● Required work
Transcribe the whole listing below without changing a word, but leave out every image.

● Records for this task
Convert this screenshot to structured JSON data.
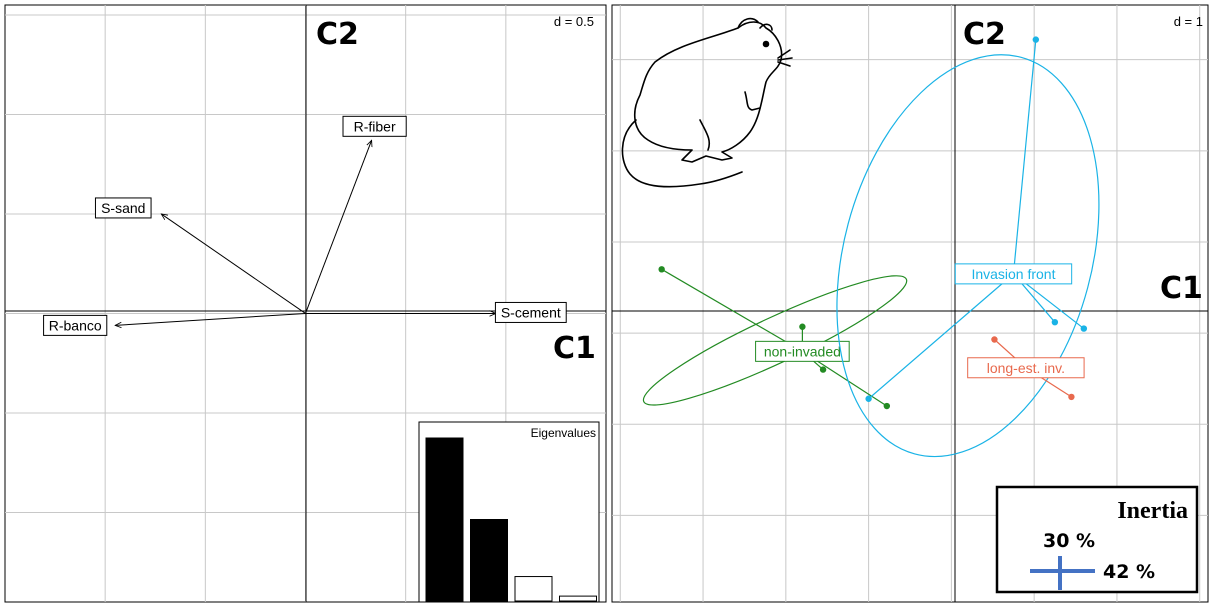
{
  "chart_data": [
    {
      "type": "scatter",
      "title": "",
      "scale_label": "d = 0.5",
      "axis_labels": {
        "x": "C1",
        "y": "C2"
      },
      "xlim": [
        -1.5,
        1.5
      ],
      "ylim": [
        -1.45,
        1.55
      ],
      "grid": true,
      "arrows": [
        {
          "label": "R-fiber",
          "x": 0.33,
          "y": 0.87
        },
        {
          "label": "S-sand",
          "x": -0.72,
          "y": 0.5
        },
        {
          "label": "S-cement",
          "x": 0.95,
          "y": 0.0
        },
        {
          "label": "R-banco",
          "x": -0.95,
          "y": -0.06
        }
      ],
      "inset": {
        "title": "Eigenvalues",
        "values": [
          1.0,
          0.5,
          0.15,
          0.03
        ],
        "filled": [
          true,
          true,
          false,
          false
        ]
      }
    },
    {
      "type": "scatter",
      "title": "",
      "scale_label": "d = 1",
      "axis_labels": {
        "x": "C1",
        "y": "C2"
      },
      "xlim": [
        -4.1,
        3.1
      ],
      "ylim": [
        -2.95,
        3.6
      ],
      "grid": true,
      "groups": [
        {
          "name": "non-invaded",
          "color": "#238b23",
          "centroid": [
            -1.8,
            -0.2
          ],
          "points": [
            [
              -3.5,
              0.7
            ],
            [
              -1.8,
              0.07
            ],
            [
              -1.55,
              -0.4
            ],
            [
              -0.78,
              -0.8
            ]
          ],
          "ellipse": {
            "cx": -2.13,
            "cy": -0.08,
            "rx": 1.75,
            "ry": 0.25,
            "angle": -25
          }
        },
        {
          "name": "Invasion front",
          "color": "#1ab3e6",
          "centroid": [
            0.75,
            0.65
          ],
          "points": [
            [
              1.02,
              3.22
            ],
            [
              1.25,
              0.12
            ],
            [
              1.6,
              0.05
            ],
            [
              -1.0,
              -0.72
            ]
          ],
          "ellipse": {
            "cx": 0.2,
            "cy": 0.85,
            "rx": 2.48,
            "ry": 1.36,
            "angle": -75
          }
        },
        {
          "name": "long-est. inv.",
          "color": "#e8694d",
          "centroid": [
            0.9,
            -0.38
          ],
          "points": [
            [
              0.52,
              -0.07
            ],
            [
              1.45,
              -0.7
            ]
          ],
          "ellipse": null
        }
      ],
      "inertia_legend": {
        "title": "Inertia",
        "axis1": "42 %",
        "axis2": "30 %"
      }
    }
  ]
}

● Problem solution
Convert this screenshot to structured JSON data.
{
  "chart_data": [
    {
      "type": "scatter",
      "title": "",
      "scale_label": "d = 0.5",
      "axis_labels": {
        "x": "C1",
        "y": "C2"
      },
      "xlim": [
        -1.5,
        1.5
      ],
      "ylim": [
        -1.45,
        1.55
      ],
      "grid": true,
      "arrows": [
        {
          "label": "R-fiber",
          "x": 0.33,
          "y": 0.87
        },
        {
          "label": "S-sand",
          "x": -0.72,
          "y": 0.5
        },
        {
          "label": "S-cement",
          "x": 0.95,
          "y": 0.0
        },
        {
          "label": "R-banco",
          "x": -0.95,
          "y": -0.06
        }
      ],
      "inset": {
        "title": "Eigenvalues",
        "values": [
          1.0,
          0.5,
          0.15,
          0.03
        ],
        "filled": [
          true,
          true,
          false,
          false
        ]
      }
    },
    {
      "type": "scatter",
      "title": "",
      "scale_label": "d = 1",
      "axis_labels": {
        "x": "C1",
        "y": "C2"
      },
      "xlim": [
        -4.1,
        3.1
      ],
      "ylim": [
        -2.95,
        3.6
      ],
      "grid": true,
      "groups": [
        {
          "name": "non-invaded",
          "color": "#238b23",
          "centroid": [
            -1.8,
            -0.2
          ],
          "points": [
            [
              -3.5,
              0.7
            ],
            [
              -1.8,
              0.07
            ],
            [
              -1.55,
              -0.4
            ],
            [
              -0.78,
              -0.8
            ]
          ],
          "ellipse": {
            "cx": -2.13,
            "cy": -0.08,
            "rx": 1.75,
            "ry": 0.25,
            "angle": -25
          }
        },
        {
          "name": "Invasion front",
          "color": "#1ab3e6",
          "centroid": [
            0.75,
            0.65
          ],
          "points": [
            [
              1.02,
              3.22
            ],
            [
              1.25,
              0.12
            ],
            [
              1.6,
              0.05
            ],
            [
              -1.0,
              -0.72
            ]
          ],
          "ellipse": {
            "cx": 0.2,
            "cy": 0.85,
            "rx": 2.48,
            "ry": 1.36,
            "angle": -75
          }
        },
        {
          "name": "long-est. inv.",
          "color": "#e8694d",
          "centroid": [
            0.9,
            -0.38
          ],
          "points": [
            [
              0.52,
              -0.07
            ],
            [
              1.45,
              -0.7
            ]
          ],
          "ellipse": null
        }
      ],
      "inertia_legend": {
        "title": "Inertia",
        "axis1": "42 %",
        "axis2": "30 %"
      }
    }
  ]
}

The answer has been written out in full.